What the task requires - Repeat the full listing below verbatim and keep the images out.

[Data extracted from a collection]
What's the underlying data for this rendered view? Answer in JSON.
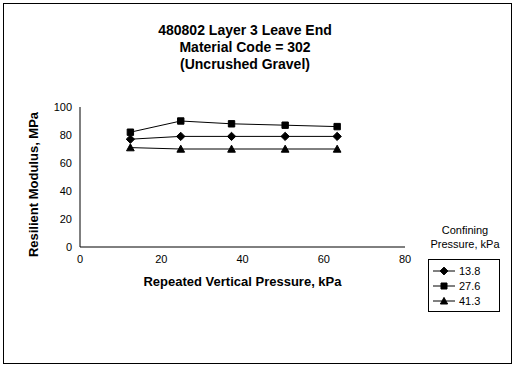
{
  "chart_data": {
    "type": "line",
    "title": "480802 Layer 3 Leave End",
    "subtitle": [
      "Material Code = 302",
      "(Uncrushed Gravel)"
    ],
    "x_label": "Repeated Vertical Pressure, kPa",
    "y_label": "Resilient Modulus, MPa",
    "legend_title": "Confining Pressure, kPa",
    "legend": "right",
    "grid": false,
    "x": [
      12.4,
      24.8,
      37.3,
      50.5,
      63.3
    ],
    "xlim": [
      0,
      80
    ],
    "xticks": [
      0,
      20,
      40,
      60,
      80
    ],
    "ylim": [
      0,
      100
    ],
    "yticks": [
      0,
      20,
      40,
      60,
      80,
      100
    ],
    "series": [
      {
        "name": "13.8",
        "color": "#000000",
        "marker": "diamond",
        "values": [
          77,
          79,
          79,
          79,
          79
        ]
      },
      {
        "name": "27.6",
        "color": "#000000",
        "marker": "square",
        "values": [
          82,
          90,
          88,
          87,
          86
        ]
      },
      {
        "name": "41.3",
        "color": "#000000",
        "marker": "triangle",
        "values": [
          71,
          70,
          70,
          70,
          70
        ]
      }
    ]
  }
}
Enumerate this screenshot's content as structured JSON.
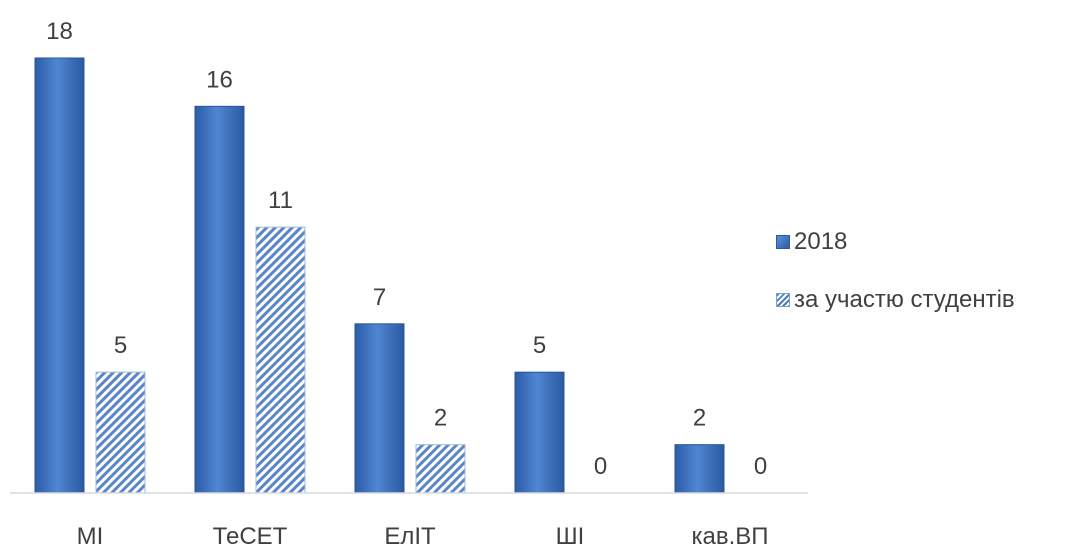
{
  "chart_data": {
    "type": "bar",
    "categories": [
      "МІ",
      "ТеСЕТ",
      "ЕлІТ",
      "ШІ",
      "кав.ВП"
    ],
    "series": [
      {
        "name": "2018",
        "values": [
          18,
          16,
          7,
          5,
          2
        ],
        "style": "solid",
        "color": "#3a6fbf"
      },
      {
        "name": "за участю студентів",
        "values": [
          5,
          11,
          2,
          0,
          0
        ],
        "style": "hatched",
        "color": "#4a7bc4"
      }
    ],
    "ylim": [
      0,
      18
    ],
    "grid": false,
    "data_labels": true,
    "legend_position": "right"
  }
}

Final result -
What's the underlying data for this rendered view? Answer in JSON.
{
  "chart_data": {
    "type": "line",
    "title": "480802 Layer 3 Leave End",
    "subtitle": [
      "Material Code = 302",
      "(Uncrushed Gravel)"
    ],
    "x_label": "Repeated Vertical Pressure, kPa",
    "y_label": "Resilient Modulus, MPa",
    "legend_title": "Confining Pressure, kPa",
    "legend": "right",
    "grid": false,
    "x": [
      12.4,
      24.8,
      37.3,
      50.5,
      63.3
    ],
    "xlim": [
      0,
      80
    ],
    "xticks": [
      0,
      20,
      40,
      60,
      80
    ],
    "ylim": [
      0,
      100
    ],
    "yticks": [
      0,
      20,
      40,
      60,
      80,
      100
    ],
    "series": [
      {
        "name": "13.8",
        "color": "#000000",
        "marker": "diamond",
        "values": [
          77,
          79,
          79,
          79,
          79
        ]
      },
      {
        "name": "27.6",
        "color": "#000000",
        "marker": "square",
        "values": [
          82,
          90,
          88,
          87,
          86
        ]
      },
      {
        "name": "41.3",
        "color": "#000000",
        "marker": "triangle",
        "values": [
          71,
          70,
          70,
          70,
          70
        ]
      }
    ]
  }
}
Enumerate this screenshot's content as structured JSON.
{
  "chart_data": {
    "type": "bar",
    "categories": [
      "МІ",
      "ТеСЕТ",
      "ЕлІТ",
      "ШІ",
      "кав.ВП"
    ],
    "series": [
      {
        "name": "2018",
        "values": [
          18,
          16,
          7,
          5,
          2
        ],
        "style": "solid",
        "color": "#3a6fbf"
      },
      {
        "name": "за участю студентів",
        "values": [
          5,
          11,
          2,
          0,
          0
        ],
        "style": "hatched",
        "color": "#4a7bc4"
      }
    ],
    "ylim": [
      0,
      18
    ],
    "grid": false,
    "data_labels": true,
    "legend_position": "right"
  }
}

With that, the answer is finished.